| WHAT YOU SHOULD DO |
Continue the piece about the garden and the May storm clouds from its last sentence onward.

Fall 2024 was so warm that our daffodils sprouted in November. They grew to almost 4 inches tall before it became cold enough to discourage them from getting taller. At the time, I assumed they were a lost cause for spring blooms. “If the bulb has sprouted and then the weather becomes too cold for it to keep growing,” I reasoned, “it probably won’t re-sprout in the spring.” I resigned myself to missing our cheerful row of daffodils in Spring 2025. Happily, I was wrong. When the weather warmed up, the daffodil leaves started growing where they left off in November and produced full-sized plants with full-sized blooms. Conclusion: Daffodils are extremely hardy!

While we always look forward to the daffodil blooms, Ted and I are tired of deadheading and pruning the many roses a 2010 landscaper planted around our property. Last fall and this spring, Ted dug out all but four of those rose bushes, ran them through his wood chipper, and replaced most of them with annuals. The remaining roseless area was a large. empty bed at the garage corner of the house. We had curbing and landscape rock put into that bed several years ago, and we didn’t want to remove it, so we needed to replace those prickly roses with something big to fill that space. We chose a lilac bush. It won’t need nearly as much care as roses did, and the blooms smell wonderful when we walk near them. You can see in the photo that it has lots of room to grow before it will need pruning.

The redbud tree we planted a few years ago started dying late last summer and gave up the fight over the winter. The nursery folks were greatly surprised to hear that a redbud tree didn’t survive, since redbud trees are indigenous to Missouri. We like seeing the redbud blooms in the spring, so we decided to try another one. We had a few blooms from it this spring and we look forward to lots more in the coming years. The new redbud is the little one behind the landscaper on the right. It has some growing to do to catch up with its dead predecessor.

As I was talking my daily walk on May 5, I saw this pretty cloud. Someplace east of us, thunderstorms were forming.

On May 15, I was driving to the mall to do some shopping and saw this huge cloud. I stopped to take a picture of it and to call Ted, telling him it would be worth his time to go to the top of the hill behind our house (less than a half-mile away) to give his meteorological heart a thrill.

From near our house, the above cloud looked pretty amazing but when I got to the mall, which is on high ground with a big parking lot and no trees to block the view, I was awestruck. I couldn’t believe what I was seeing! This cloud extended 180 degrees from north to south on the eastern horizon. I have never seen a cloud that covered half of the horizon! Obviously, a line of thunderstorms was developing–probably in Illinois.

About an hour later, when I finished shopping, the sun was setting and it cast a rosy glow on the same cloud formation. The cloud still covered 180 degrees of the horizon and the thunderstorms were still developing. When I got home, Ted and I checked the radar and saw a solid line of severe thunderstorms stretching from just southeast of St. Louis to Chicago. Wow!

(Items listed in a dataset)
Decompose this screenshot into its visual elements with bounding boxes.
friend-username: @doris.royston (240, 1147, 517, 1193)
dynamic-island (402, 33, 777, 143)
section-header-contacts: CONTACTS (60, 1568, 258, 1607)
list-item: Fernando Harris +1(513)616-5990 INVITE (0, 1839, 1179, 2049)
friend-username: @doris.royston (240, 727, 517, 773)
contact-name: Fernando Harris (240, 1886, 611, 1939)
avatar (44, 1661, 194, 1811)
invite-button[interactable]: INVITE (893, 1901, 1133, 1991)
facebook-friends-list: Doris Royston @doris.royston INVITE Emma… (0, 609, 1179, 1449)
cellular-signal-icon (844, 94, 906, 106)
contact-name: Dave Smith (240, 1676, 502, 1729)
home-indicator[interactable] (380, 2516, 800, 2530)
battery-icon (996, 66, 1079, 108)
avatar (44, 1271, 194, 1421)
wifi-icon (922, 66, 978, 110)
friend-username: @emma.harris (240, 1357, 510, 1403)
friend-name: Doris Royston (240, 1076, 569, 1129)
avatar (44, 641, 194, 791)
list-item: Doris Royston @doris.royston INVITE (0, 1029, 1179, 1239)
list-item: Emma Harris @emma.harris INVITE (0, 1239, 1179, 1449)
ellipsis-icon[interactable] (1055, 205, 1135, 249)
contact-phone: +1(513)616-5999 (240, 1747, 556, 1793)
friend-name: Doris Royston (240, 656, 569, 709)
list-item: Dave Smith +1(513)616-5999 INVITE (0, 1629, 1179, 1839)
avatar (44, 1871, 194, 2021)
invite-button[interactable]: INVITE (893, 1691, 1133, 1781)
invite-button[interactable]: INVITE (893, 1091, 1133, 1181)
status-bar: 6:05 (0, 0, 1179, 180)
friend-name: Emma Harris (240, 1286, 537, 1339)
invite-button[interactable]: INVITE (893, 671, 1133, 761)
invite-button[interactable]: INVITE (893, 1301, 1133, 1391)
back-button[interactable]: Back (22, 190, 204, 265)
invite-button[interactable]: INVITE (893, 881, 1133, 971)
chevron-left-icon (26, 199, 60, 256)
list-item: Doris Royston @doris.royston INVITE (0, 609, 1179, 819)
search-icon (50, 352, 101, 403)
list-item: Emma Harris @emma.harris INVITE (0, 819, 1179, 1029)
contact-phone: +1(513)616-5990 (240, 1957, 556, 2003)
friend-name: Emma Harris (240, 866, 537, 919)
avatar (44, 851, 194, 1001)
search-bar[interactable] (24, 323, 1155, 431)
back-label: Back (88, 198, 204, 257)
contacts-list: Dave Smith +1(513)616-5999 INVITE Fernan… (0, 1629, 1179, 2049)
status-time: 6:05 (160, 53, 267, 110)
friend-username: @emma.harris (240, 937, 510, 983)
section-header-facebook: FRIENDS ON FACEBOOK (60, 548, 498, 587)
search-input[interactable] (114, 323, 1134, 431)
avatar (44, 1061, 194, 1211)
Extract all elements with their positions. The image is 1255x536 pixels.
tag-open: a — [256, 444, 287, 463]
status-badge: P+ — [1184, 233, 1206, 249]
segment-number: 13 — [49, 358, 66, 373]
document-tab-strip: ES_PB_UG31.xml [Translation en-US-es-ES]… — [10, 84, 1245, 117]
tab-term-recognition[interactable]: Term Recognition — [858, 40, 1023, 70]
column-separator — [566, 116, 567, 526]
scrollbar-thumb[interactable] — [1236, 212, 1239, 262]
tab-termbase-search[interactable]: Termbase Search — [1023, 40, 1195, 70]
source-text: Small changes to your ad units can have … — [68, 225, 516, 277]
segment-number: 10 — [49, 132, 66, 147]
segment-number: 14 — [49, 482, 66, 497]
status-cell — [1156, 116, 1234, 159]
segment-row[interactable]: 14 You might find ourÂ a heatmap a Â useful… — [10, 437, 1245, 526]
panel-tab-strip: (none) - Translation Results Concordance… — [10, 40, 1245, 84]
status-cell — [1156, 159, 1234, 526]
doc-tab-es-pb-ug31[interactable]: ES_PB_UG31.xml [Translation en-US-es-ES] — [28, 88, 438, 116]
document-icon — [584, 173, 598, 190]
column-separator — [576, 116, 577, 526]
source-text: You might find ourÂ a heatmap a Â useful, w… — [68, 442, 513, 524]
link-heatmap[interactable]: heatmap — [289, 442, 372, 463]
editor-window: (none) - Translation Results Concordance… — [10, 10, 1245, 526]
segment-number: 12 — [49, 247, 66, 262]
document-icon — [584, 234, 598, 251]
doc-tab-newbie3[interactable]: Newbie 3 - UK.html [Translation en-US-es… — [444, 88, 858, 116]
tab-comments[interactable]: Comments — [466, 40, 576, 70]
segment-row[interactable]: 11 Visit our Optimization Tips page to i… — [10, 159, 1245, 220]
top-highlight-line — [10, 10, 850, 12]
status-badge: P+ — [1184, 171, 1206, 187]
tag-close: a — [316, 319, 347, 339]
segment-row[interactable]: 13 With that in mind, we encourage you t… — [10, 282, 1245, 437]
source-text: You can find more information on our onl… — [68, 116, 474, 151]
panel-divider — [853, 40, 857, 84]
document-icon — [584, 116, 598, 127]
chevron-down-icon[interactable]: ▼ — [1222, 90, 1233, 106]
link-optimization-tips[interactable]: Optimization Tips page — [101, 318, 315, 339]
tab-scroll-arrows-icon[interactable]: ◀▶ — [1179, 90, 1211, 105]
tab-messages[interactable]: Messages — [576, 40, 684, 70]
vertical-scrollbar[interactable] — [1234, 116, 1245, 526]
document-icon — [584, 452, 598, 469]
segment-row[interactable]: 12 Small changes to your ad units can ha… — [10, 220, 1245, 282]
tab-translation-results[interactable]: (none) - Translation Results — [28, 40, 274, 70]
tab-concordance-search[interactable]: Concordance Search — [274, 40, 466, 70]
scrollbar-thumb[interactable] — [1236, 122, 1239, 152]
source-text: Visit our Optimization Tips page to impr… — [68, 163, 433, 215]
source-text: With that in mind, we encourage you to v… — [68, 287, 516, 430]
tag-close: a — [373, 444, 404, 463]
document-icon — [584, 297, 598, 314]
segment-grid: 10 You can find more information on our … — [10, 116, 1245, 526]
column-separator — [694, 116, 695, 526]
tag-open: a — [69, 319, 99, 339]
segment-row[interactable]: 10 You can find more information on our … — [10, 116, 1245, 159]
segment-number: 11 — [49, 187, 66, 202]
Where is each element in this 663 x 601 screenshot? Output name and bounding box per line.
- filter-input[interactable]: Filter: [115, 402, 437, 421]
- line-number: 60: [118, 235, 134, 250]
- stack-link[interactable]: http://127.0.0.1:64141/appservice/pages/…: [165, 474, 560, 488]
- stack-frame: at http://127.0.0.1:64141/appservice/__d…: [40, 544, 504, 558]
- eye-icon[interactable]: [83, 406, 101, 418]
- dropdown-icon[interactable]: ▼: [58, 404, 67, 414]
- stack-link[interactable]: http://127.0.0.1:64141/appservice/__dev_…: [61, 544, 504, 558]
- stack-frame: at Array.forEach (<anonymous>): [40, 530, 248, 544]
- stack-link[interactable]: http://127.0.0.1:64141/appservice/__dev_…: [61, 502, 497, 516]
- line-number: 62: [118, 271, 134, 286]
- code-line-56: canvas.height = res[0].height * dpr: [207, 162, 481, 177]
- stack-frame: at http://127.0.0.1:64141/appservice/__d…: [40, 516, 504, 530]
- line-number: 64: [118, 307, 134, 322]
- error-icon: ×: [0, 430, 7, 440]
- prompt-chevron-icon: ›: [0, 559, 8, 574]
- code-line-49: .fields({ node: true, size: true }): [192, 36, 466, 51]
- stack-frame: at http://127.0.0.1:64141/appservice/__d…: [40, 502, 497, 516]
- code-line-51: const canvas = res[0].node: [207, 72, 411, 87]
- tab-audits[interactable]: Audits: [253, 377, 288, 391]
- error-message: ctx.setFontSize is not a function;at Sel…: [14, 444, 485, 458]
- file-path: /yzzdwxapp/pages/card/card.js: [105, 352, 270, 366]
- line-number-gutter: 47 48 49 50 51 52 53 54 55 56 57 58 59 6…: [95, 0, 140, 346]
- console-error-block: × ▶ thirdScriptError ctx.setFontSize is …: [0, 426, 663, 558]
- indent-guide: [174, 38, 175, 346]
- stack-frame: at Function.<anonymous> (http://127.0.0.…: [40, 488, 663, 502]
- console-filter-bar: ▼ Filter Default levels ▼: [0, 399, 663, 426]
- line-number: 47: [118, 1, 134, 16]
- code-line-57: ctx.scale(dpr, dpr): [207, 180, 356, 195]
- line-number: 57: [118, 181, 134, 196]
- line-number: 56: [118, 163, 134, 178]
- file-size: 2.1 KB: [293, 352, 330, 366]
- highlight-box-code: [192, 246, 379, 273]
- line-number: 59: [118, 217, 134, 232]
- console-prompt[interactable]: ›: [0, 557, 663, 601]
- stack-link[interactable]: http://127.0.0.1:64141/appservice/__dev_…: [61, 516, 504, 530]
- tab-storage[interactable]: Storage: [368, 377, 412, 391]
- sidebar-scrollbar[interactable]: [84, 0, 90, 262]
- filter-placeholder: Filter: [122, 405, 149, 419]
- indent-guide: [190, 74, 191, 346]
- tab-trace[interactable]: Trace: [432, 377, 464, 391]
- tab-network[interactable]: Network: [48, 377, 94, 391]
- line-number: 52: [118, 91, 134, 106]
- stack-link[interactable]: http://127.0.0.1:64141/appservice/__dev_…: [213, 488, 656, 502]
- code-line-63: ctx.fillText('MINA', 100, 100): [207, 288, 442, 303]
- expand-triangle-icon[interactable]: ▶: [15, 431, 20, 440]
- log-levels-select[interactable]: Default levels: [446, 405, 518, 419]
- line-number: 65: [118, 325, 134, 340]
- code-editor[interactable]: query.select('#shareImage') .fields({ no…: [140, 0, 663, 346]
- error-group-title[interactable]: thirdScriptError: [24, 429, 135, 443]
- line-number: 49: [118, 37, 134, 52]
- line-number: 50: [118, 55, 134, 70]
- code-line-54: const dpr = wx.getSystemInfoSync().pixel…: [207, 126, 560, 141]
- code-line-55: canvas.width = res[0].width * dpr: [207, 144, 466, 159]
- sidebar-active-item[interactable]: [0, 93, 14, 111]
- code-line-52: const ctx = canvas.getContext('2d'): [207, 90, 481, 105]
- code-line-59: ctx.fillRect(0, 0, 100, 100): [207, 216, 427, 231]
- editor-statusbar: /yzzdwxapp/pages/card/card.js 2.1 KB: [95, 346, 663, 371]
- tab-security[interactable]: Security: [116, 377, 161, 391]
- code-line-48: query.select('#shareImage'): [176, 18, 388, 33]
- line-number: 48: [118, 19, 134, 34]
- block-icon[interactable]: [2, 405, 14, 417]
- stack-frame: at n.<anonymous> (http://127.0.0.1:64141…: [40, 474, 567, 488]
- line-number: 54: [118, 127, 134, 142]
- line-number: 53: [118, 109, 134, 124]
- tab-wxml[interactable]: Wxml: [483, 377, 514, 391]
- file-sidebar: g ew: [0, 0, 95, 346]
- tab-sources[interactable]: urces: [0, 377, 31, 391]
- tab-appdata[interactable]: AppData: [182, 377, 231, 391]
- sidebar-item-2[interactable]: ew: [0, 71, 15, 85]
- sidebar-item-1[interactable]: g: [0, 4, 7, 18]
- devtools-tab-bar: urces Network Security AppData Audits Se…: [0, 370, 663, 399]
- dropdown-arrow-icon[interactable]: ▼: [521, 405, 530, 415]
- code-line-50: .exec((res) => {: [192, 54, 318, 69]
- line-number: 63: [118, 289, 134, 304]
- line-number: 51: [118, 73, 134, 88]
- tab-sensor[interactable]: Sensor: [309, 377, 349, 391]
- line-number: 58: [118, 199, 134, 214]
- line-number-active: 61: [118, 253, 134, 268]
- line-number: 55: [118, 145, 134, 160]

| WRITTEN RESPONSE |
The next day, May 16, I needed to do some shopping at the Galleria in the Central West End area of St. Louis. There were some weather watches posted, but the storms were not expected to reach our area for another two hours–more than enough time for me make the trip and to be home before the storms hit. When I finished shopping, I checked the radar again to see if I should run some errands in our home area or if I should go straight home. It looked iffy, so I decided to make the call when I was closer to home.

The skies were gray when I left the Galleria, indicating an impending storm, but the weather didn’t look dangerous. As I drove farther west, the sky became very dark for a while but then became lighter when my route turned to the north. About halfway home, the rain hit. It was pretty heavy, so my wipers were working rapidly. I made the call to go straight home and to finish my errands after the storm. When I was about two miles from home, the wind hit, blowing sheets of rain across the roads. About a half mile from home, the hail started falling. It was pretty small hail–about 1/4-1/2 inch in size–but I didn’t want hail damage on my new car. With no other cars in sight, I admit that I exceeded the speed limit for the half mile from that point to our garage, where I could put my car under a roof, safe from the hail. It was a good call to skip my home-area errands!

Here’s how the hail looked in our pool. It fell hard enough that some pieces of hail bounced when they hit the surface of the water, then fell back down into the water. It looked like white jumping beans. Our largest hail was 1.5 inches, in flat pieces. Hail covered our lawn, but not completely.

After the storm, I went to Target (I had a lot of errands to do that day) and I overheard a lady and her husband telling a salesperson that they lived only a few miles south of Target and had an 18 to 24-inch accumulation of hail on the ground! The lady said she had gardening buckets outside that were filled and then covered with hail! Their 5- or 6-year-old daughter piped up and said, “It was really deep!” Their largest hail was baseball-sized.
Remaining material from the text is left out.